Problem details
Restate the complete material exactly.

Material provided
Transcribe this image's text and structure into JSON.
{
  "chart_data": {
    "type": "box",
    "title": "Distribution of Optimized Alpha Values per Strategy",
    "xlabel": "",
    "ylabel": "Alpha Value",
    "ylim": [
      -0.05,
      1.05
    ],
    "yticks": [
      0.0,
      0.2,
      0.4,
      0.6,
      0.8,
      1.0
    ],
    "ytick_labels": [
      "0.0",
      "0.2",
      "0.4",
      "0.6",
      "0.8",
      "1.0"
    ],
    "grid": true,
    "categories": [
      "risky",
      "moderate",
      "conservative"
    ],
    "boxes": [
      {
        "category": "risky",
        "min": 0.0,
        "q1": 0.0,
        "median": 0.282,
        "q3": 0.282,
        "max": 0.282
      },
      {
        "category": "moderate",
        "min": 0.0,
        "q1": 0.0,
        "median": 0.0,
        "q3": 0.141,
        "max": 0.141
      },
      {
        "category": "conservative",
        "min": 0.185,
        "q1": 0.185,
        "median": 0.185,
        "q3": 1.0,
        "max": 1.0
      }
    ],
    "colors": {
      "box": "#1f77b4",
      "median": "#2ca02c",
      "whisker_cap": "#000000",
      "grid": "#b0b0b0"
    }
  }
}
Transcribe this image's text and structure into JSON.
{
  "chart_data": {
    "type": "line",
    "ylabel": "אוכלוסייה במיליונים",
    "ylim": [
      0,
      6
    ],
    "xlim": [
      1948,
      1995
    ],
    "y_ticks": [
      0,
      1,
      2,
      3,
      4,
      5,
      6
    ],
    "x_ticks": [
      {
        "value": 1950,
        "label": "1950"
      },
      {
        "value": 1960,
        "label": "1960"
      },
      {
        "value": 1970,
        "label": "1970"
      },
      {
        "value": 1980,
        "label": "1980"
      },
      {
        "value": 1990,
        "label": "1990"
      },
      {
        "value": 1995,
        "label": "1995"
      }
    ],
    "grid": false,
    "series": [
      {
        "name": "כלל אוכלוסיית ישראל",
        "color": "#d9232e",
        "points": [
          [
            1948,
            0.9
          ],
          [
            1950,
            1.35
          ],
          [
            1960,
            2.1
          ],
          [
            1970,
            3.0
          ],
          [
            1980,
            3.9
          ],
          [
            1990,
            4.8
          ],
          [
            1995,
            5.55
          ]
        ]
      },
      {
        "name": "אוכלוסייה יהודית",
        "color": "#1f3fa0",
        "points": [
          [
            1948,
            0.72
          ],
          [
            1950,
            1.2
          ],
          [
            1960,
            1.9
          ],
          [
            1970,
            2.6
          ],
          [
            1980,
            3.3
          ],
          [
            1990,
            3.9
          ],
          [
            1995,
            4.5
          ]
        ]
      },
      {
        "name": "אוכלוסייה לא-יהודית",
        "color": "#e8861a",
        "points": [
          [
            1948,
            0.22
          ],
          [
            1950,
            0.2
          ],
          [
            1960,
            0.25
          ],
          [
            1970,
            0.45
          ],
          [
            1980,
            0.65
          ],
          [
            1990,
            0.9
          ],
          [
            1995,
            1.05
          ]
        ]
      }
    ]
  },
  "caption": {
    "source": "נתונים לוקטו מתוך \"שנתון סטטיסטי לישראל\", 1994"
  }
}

Correct answer
Transcribe this image's text and structure into JSON.
{
  "chart_data": {
    "type": "box",
    "title": "Distribution of Optimized Alpha Values per Strategy",
    "xlabel": "",
    "ylabel": "Alpha Value",
    "ylim": [
      -0.05,
      1.05
    ],
    "yticks": [
      0.0,
      0.2,
      0.4,
      0.6,
      0.8,
      1.0
    ],
    "ytick_labels": [
      "0.0",
      "0.2",
      "0.4",
      "0.6",
      "0.8",
      "1.0"
    ],
    "grid": true,
    "categories": [
      "risky",
      "moderate",
      "conservative"
    ],
    "boxes": [
      {
        "category": "risky",
        "min": 0.0,
        "q1": 0.0,
        "median": 0.282,
        "q3": 0.282,
        "max": 0.282
      },
      {
        "category": "moderate",
        "min": 0.0,
        "q1": 0.0,
        "median": 0.0,
        "q3": 0.141,
        "max": 0.141
      },
      {
        "category": "conservative",
        "min": 0.185,
        "q1": 0.185,
        "median": 0.185,
        "q3": 1.0,
        "max": 1.0
      }
    ],
    "colors": {
      "box": "#1f77b4",
      "median": "#2ca02c",
      "whisker_cap": "#000000",
      "grid": "#b0b0b0"
    }
  }
}
Transcribe this image's text and structure into JSON.
{
  "chart_data": {
    "type": "line",
    "ylabel": "אוכלוסייה במיליונים",
    "ylim": [
      0,
      6
    ],
    "xlim": [
      1948,
      1995
    ],
    "y_ticks": [
      0,
      1,
      2,
      3,
      4,
      5,
      6
    ],
    "x_ticks": [
      {
        "value": 1950,
        "label": "1950"
      },
      {
        "value": 1960,
        "label": "1960"
      },
      {
        "value": 1970,
        "label": "1970"
      },
      {
        "value": 1980,
        "label": "1980"
      },
      {
        "value": 1990,
        "label": "1990"
      },
      {
        "value": 1995,
        "label": "1995"
      }
    ],
    "grid": false,
    "series": [
      {
        "name": "כלל אוכלוסיית ישראל",
        "color": "#d9232e",
        "points": [
          [
            1948,
            0.9
          ],
          [
            1950,
            1.35
          ],
          [
            1960,
            2.1
          ],
          [
            1970,
            3.0
          ],
          [
            1980,
            3.9
          ],
          [
            1990,
            4.8
          ],
          [
            1995,
            5.55
          ]
        ]
      },
      {
        "name": "אוכלוסייה יהודית",
        "color": "#1f3fa0",
        "points": [
          [
            1948,
            0.72
          ],
          [
            1950,
            1.2
          ],
          [
            1960,
            1.9
          ],
          [
            1970,
            2.6
          ],
          [
            1980,
            3.3
          ],
          [
            1990,
            3.9
          ],
          [
            1995,
            4.5
          ]
        ]
      },
      {
        "name": "אוכלוסייה לא-יהודית",
        "color": "#e8861a",
        "points": [
          [
            1948,
            0.22
          ],
          [
            1950,
            0.2
          ],
          [
            1960,
            0.25
          ],
          [
            1970,
            0.45
          ],
          [
            1980,
            0.65
          ],
          [
            1990,
            0.9
          ],
          [
            1995,
            1.05
          ]
        ]
      }
    ]
  },
  "caption": {
    "source": "נתונים לוקטו מתוך \"שנתון סטטיסטי לישראל\", 1994"
  }
}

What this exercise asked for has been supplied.